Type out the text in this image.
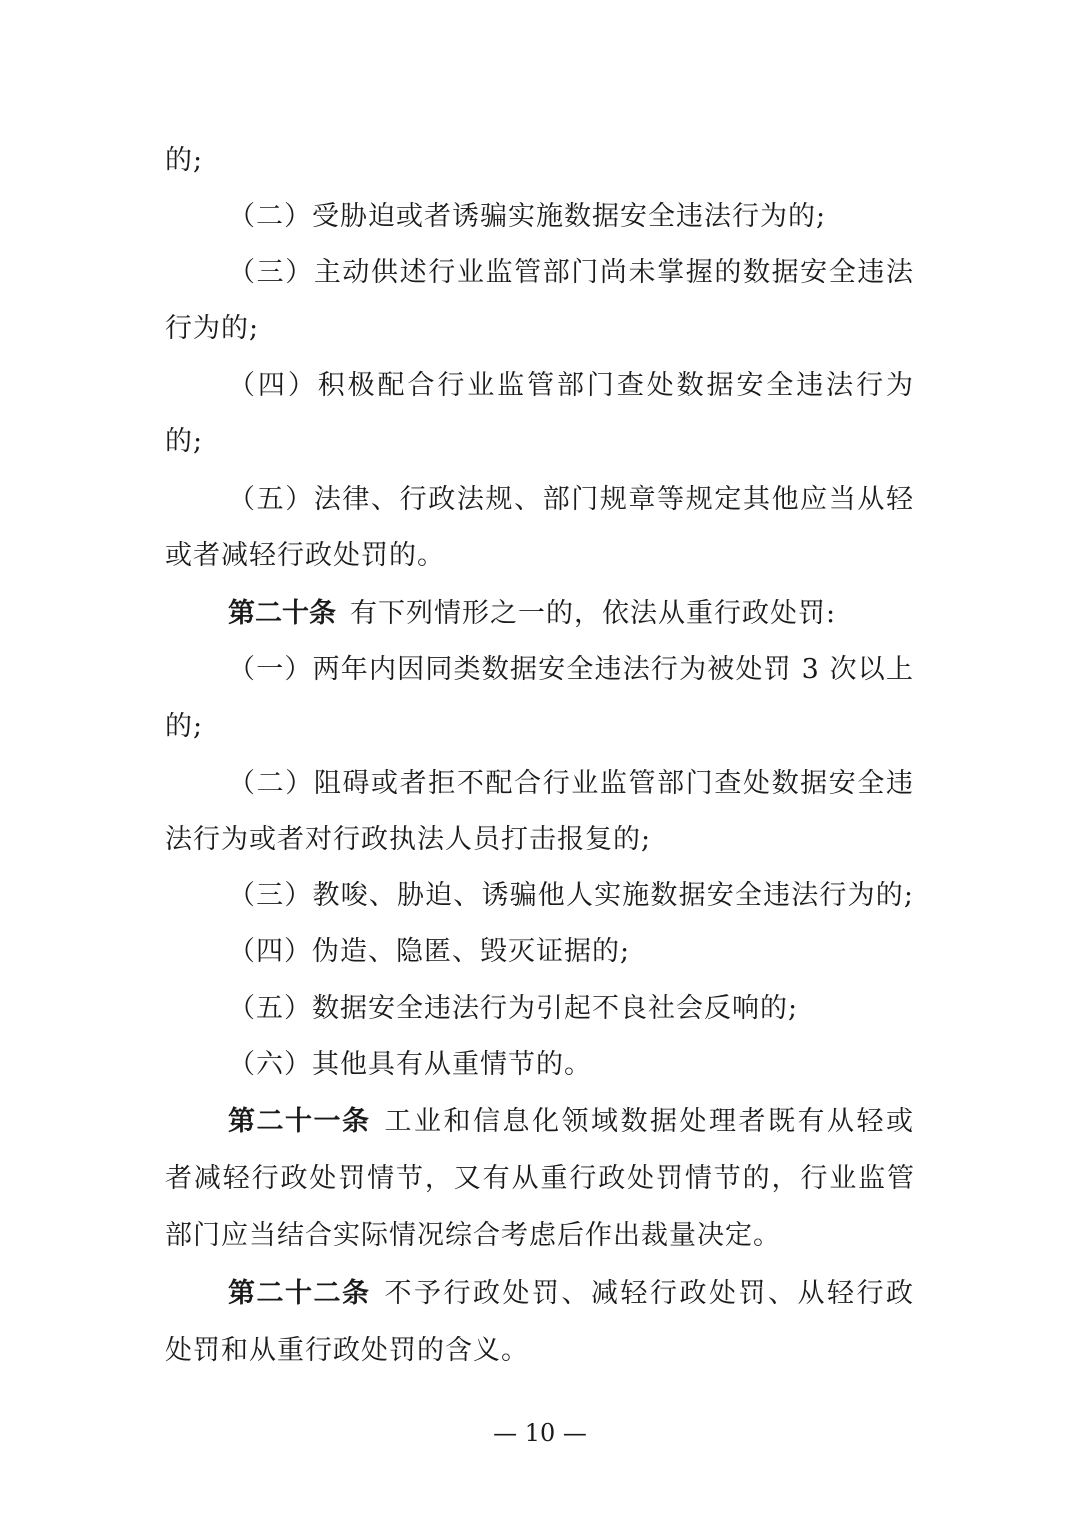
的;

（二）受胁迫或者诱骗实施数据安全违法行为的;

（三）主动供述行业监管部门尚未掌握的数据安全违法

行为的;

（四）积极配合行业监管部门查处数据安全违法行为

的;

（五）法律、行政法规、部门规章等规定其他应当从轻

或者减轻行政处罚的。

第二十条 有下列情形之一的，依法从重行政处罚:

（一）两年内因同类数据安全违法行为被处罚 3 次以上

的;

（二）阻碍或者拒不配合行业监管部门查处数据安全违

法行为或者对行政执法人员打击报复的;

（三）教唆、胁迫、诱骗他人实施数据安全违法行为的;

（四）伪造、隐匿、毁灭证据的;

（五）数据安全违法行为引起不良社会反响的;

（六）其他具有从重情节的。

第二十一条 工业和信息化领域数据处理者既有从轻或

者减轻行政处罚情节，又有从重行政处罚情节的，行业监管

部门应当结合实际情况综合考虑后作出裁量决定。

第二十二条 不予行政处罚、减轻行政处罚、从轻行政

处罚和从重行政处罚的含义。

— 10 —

● ● ● ● ● ● ●

__AIM__. Copy every line above word for word and exclude the pictures.

__WORKED ANSWER__.
Type out the text in this image.
的;

（二）受胁迫或者诱骗实施数据安全违法行为的;

（三）主动供述行业监管部门尚未掌握的数据安全违法

行为的;

（四）积极配合行业监管部门查处数据安全违法行为

的;

（五）法律、行政法规、部门规章等规定其他应当从轻

或者减轻行政处罚的。

第二十条 有下列情形之一的，依法从重行政处罚:

（一）两年内因同类数据安全违法行为被处罚 3 次以上

的;

（二）阻碍或者拒不配合行业监管部门查处数据安全违

法行为或者对行政执法人员打击报复的;

（三）教唆、胁迫、诱骗他人实施数据安全违法行为的;

（四）伪造、隐匿、毁灭证据的;

（五）数据安全违法行为引起不良社会反响的;

（六）其他具有从重情节的。

第二十一条 工业和信息化领域数据处理者既有从轻或

者减轻行政处罚情节，又有从重行政处罚情节的，行业监管

部门应当结合实际情况综合考虑后作出裁量决定。

第二十二条 不予行政处罚、减轻行政处罚、从轻行政

处罚和从重行政处罚的含义。

— 10 —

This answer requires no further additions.